Work to do:
Copy every line of the entries that includes the word "Pellets".

Source records:
★ ★ ★ ★ ★ ★ ★

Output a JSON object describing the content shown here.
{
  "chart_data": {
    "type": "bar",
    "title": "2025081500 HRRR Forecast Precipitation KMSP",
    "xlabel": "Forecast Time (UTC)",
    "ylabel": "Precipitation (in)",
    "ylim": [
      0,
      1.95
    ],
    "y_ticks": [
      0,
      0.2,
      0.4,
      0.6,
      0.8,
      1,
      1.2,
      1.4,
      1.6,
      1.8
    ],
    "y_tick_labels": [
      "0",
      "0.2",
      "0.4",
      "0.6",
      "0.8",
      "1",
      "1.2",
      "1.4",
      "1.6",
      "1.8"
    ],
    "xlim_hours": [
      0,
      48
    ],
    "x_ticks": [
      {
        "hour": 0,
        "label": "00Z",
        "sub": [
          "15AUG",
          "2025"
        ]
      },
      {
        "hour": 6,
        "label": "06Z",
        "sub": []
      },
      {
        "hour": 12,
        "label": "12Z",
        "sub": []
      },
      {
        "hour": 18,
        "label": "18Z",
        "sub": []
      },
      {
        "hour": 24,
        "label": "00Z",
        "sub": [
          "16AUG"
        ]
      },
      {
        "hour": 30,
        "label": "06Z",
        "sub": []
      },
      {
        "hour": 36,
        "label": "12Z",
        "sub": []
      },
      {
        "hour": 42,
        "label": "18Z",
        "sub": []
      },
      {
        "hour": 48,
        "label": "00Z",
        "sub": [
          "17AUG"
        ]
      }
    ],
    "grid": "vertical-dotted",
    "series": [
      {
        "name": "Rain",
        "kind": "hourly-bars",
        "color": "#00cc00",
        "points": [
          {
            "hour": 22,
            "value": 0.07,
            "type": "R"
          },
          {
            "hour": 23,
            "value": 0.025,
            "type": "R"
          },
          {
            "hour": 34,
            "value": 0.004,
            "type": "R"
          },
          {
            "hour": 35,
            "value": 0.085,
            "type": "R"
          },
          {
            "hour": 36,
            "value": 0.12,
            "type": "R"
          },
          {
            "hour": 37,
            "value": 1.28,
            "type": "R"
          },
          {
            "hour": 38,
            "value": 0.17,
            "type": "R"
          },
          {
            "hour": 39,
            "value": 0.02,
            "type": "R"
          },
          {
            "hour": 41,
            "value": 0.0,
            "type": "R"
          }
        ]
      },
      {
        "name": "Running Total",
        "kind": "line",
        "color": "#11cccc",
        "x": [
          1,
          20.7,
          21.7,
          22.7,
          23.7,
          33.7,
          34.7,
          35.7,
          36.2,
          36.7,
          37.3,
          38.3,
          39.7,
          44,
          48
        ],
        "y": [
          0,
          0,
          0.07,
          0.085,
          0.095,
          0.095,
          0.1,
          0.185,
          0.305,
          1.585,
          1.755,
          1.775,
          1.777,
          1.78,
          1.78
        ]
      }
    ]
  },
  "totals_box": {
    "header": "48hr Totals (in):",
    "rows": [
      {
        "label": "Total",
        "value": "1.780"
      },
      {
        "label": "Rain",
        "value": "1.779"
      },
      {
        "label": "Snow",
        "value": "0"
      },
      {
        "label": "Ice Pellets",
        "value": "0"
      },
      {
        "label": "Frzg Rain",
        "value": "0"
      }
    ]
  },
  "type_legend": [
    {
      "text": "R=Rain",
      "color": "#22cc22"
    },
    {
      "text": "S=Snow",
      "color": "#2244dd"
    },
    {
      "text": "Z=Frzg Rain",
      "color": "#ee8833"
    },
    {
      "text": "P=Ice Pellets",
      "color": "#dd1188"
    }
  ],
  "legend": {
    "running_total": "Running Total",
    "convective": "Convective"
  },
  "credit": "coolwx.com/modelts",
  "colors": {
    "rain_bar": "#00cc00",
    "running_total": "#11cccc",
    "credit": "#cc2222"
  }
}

★ ★ ★ ★ ★ ★ ★

Correct answer:
        "label": "Ice Pellets",
      "text": "P=Ice Pellets",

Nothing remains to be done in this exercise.